#### DATA FOR PROCESSING:
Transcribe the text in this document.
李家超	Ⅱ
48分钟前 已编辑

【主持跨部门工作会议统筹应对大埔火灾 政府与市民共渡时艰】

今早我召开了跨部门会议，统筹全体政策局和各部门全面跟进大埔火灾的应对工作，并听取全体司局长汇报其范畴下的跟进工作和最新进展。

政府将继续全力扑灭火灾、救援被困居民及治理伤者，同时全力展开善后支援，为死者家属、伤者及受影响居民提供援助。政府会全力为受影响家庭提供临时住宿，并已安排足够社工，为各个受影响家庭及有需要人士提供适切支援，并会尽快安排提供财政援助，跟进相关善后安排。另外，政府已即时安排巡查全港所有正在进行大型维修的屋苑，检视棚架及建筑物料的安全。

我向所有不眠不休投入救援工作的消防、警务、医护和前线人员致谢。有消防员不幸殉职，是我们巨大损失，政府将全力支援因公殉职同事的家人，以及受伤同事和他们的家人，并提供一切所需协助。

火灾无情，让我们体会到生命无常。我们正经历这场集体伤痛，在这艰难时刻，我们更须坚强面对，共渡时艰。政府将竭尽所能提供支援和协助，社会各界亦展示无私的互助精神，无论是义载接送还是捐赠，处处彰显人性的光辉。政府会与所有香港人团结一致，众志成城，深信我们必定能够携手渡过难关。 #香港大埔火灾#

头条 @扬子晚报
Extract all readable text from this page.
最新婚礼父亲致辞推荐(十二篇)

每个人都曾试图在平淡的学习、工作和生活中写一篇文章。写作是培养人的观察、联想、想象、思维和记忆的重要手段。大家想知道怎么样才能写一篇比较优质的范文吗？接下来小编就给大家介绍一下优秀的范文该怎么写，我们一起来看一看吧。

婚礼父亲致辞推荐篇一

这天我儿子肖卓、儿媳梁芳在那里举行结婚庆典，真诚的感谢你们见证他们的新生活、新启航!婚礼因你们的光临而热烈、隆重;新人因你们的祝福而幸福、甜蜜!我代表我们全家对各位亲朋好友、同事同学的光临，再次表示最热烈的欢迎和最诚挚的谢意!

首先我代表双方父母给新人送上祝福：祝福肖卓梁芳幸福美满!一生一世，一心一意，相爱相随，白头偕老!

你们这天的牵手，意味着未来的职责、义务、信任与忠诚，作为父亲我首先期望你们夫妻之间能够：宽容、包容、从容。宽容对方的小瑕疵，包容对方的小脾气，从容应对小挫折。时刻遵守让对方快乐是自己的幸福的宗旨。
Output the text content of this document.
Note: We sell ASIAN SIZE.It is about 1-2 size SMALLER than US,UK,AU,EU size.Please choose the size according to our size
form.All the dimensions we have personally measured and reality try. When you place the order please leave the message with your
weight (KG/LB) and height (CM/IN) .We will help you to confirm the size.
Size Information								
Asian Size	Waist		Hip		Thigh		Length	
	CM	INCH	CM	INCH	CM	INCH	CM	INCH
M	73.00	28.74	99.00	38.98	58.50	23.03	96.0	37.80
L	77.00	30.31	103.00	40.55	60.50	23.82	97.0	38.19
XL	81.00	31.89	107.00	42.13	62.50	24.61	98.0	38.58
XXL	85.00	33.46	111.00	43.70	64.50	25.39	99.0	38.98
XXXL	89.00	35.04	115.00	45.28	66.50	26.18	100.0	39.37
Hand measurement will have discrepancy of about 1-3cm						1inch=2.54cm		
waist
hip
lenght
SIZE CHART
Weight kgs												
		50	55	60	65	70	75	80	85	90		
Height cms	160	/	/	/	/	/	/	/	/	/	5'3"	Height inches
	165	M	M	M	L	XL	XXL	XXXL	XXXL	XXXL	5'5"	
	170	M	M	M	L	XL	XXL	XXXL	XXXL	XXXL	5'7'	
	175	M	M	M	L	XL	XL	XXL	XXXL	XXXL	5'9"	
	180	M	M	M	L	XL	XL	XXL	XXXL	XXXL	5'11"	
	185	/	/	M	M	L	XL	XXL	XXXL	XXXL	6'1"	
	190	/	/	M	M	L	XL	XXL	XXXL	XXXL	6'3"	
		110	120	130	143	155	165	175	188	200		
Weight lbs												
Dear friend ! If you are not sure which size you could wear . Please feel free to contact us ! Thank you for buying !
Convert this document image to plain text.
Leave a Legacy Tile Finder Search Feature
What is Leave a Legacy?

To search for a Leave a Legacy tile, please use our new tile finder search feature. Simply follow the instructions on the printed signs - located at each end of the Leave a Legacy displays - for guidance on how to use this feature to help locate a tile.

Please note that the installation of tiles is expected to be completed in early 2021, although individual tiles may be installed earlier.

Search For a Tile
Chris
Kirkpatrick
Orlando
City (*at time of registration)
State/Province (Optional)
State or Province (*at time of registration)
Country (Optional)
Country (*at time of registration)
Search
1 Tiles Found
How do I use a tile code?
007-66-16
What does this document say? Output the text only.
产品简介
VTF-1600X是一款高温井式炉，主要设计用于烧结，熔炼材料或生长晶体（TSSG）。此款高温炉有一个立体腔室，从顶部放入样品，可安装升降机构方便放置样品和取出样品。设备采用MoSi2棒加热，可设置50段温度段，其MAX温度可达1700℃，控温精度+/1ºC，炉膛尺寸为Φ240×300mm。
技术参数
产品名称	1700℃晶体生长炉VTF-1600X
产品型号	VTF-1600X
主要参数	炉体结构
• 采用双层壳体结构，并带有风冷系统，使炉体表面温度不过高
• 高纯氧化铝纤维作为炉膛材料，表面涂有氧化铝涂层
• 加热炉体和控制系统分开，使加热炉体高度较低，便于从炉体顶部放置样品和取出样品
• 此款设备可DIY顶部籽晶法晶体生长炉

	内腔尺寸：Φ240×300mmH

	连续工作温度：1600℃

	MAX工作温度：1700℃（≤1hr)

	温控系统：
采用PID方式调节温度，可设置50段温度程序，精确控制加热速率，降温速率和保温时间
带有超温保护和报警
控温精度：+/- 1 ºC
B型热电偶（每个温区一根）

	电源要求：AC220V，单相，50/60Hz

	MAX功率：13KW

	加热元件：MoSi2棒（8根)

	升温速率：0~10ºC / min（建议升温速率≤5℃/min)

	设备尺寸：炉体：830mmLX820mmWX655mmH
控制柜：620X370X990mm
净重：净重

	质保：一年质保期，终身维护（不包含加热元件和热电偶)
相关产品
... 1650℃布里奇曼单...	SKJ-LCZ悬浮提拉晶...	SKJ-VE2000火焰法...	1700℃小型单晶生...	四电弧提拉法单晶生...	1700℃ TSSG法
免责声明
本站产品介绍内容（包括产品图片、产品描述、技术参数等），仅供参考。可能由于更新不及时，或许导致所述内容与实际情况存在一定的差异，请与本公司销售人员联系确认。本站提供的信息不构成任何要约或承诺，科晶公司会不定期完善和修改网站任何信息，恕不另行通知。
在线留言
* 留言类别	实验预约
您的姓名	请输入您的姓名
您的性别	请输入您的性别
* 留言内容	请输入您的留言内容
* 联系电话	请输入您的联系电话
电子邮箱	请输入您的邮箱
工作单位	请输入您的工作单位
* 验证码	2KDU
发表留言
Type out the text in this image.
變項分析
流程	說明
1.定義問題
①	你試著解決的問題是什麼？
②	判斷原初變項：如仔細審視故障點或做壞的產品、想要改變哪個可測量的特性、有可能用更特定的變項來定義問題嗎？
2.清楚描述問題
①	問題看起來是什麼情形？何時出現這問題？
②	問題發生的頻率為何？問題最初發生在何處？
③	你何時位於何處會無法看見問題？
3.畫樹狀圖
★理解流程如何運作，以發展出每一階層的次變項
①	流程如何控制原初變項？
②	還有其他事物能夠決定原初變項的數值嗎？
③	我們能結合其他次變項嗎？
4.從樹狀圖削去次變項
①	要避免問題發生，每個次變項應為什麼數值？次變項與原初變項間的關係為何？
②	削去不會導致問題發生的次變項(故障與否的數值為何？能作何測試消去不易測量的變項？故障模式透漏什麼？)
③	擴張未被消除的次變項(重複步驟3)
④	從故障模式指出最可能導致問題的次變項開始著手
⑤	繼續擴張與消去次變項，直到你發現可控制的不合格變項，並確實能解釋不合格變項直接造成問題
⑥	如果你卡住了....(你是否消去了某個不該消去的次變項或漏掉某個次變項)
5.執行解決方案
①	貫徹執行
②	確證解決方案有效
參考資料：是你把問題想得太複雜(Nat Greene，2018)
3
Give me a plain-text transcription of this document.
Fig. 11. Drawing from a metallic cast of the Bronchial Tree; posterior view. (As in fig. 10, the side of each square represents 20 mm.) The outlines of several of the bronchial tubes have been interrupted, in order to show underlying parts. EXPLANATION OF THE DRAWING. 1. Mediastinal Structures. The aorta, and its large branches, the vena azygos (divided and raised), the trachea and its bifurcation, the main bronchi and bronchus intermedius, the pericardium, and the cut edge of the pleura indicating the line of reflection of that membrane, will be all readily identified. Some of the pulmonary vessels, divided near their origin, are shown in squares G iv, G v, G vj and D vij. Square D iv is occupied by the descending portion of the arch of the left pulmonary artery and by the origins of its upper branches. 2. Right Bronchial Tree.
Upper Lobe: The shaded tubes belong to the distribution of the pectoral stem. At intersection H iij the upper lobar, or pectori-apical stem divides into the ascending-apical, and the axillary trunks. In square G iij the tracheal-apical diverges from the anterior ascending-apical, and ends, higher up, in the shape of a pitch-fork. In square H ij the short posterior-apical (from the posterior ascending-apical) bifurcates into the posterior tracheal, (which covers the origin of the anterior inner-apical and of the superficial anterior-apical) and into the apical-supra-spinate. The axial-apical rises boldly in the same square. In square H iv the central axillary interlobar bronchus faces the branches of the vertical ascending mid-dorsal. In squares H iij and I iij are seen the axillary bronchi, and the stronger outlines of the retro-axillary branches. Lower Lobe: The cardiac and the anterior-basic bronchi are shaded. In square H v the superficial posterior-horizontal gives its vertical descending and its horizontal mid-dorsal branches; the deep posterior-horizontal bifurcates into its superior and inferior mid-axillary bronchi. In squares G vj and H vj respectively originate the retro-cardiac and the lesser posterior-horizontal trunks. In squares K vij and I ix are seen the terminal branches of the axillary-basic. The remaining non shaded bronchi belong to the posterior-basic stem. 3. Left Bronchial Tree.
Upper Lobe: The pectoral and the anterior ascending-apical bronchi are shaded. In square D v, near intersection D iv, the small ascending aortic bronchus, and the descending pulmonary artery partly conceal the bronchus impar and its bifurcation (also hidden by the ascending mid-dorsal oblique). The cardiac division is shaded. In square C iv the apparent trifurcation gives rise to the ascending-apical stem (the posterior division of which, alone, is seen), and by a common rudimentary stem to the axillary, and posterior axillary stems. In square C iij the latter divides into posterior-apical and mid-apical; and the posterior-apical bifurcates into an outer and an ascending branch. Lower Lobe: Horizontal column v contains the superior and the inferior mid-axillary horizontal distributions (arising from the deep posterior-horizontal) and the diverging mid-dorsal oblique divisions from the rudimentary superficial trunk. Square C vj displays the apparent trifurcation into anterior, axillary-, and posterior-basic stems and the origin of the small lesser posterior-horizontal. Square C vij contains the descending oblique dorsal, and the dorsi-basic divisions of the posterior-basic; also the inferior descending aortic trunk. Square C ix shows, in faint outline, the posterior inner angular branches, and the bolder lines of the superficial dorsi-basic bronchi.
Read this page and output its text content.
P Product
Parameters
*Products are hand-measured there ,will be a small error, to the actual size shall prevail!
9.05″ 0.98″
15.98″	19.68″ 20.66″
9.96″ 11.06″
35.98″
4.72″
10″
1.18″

#### WRITTEN EXERCISE:
Look through the entries above and report the number of lines that contain "image". Write only the number.

#### ANSWER TO THIS PROBLEM:
2